-- CHALLENGE --
Could you extract every line of the records below and reproduce each one word for word, leaving nothing out?

(Records excerpted from a collection)
######
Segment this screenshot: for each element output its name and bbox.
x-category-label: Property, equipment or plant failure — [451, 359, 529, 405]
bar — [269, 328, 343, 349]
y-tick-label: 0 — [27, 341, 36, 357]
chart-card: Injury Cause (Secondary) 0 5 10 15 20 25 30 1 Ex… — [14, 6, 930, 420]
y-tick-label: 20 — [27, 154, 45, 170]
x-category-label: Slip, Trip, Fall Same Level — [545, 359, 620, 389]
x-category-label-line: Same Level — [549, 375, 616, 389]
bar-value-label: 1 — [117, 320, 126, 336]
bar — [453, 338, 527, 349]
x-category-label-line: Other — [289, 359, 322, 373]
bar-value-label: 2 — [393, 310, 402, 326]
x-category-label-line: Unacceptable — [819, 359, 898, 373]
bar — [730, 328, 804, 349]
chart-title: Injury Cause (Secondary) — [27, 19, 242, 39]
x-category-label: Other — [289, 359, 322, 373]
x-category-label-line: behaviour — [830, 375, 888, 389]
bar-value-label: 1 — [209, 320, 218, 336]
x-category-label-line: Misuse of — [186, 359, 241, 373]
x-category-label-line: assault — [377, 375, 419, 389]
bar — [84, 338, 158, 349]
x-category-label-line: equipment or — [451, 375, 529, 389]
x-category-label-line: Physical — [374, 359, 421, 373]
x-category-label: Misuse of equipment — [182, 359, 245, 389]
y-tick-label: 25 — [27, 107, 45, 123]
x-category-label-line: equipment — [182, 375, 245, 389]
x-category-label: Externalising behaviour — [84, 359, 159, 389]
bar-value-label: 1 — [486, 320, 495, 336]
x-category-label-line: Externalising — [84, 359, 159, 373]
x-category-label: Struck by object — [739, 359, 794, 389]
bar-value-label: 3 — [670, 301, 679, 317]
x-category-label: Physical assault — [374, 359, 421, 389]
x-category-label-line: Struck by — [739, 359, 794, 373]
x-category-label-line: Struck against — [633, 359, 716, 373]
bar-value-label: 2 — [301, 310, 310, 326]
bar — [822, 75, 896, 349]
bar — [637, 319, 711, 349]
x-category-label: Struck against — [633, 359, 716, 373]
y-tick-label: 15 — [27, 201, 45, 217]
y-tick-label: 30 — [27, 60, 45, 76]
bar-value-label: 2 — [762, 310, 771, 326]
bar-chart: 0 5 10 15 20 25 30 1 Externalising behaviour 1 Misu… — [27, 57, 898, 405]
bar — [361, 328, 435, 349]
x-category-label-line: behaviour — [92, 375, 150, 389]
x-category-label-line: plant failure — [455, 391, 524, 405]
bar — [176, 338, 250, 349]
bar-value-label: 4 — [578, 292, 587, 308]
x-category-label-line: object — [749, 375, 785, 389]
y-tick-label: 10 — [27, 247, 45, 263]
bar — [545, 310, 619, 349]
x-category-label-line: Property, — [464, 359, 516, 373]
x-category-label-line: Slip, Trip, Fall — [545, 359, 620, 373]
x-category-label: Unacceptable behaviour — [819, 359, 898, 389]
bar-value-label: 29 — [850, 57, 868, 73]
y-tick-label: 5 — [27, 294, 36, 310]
######
-- WRITTEN SOLUTION --
Segment this screenshot: for each element output its name and bbox.
x-category-label: Property, equipment or plant failure — [451, 359, 529, 405]
bar — [269, 328, 343, 349]
y-tick-label: 0 — [27, 341, 36, 357]
chart-card: Injury Cause (Secondary) 0 5 10 15 20 25 30 1 Ex… — [14, 6, 930, 420]
y-tick-label: 20 — [27, 154, 45, 170]
x-category-label: Slip, Trip, Fall Same Level — [545, 359, 620, 389]
x-category-label-line: Same Level — [549, 375, 616, 389]
bar-value-label: 1 — [117, 320, 126, 336]
bar — [453, 338, 527, 349]
x-category-label-line: Other — [289, 359, 322, 373]
bar-value-label: 2 — [393, 310, 402, 326]
x-category-label-line: Unacceptable — [819, 359, 898, 373]
bar — [730, 328, 804, 349]
chart-title: Injury Cause (Secondary) — [27, 19, 242, 39]
x-category-label: Other — [289, 359, 322, 373]
x-category-label-line: behaviour — [830, 375, 888, 389]
bar-value-label: 1 — [209, 320, 218, 336]
x-category-label-line: Misuse of — [186, 359, 241, 373]
x-category-label-line: assault — [377, 375, 419, 389]
bar — [84, 338, 158, 349]
x-category-label-line: equipment or — [451, 375, 529, 389]
x-category-label-line: Physical — [374, 359, 421, 373]
x-category-label: Misuse of equipment — [182, 359, 245, 389]
y-tick-label: 25 — [27, 107, 45, 123]
x-category-label-line: equipment — [182, 375, 245, 389]
x-category-label: Externalising behaviour — [84, 359, 159, 389]
bar-value-label: 1 — [486, 320, 495, 336]
x-category-label-line: Externalising — [84, 359, 159, 373]
x-category-label: Struck by object — [739, 359, 794, 389]
bar-value-label: 3 — [670, 301, 679, 317]
x-category-label: Physical assault — [374, 359, 421, 389]
x-category-label-line: Struck by — [739, 359, 794, 373]
x-category-label-line: Struck against — [633, 359, 716, 373]
bar-value-label: 2 — [301, 310, 310, 326]
bar — [822, 75, 896, 349]
bar — [637, 319, 711, 349]
x-category-label: Struck against — [633, 359, 716, 373]
y-tick-label: 15 — [27, 201, 45, 217]
y-tick-label: 30 — [27, 60, 45, 76]
bar-value-label: 2 — [762, 310, 771, 326]
bar-chart: 0 5 10 15 20 25 30 1 Externalising behaviour 1 Misu… — [27, 57, 898, 405]
bar — [361, 328, 435, 349]
x-category-label-line: behaviour — [92, 375, 150, 389]
x-category-label-line: plant failure — [455, 391, 524, 405]
bar — [176, 338, 250, 349]
bar-value-label: 4 — [578, 292, 587, 308]
x-category-label-line: object — [749, 375, 785, 389]
y-tick-label: 10 — [27, 247, 45, 263]
bar — [545, 310, 619, 349]
x-category-label-line: Property, — [464, 359, 516, 373]
x-category-label-line: Slip, Trip, Fall — [545, 359, 620, 373]
x-category-label: Unacceptable behaviour — [819, 359, 898, 389]
bar-value-label: 29 — [850, 57, 868, 73]
y-tick-label: 5 — [27, 294, 36, 310]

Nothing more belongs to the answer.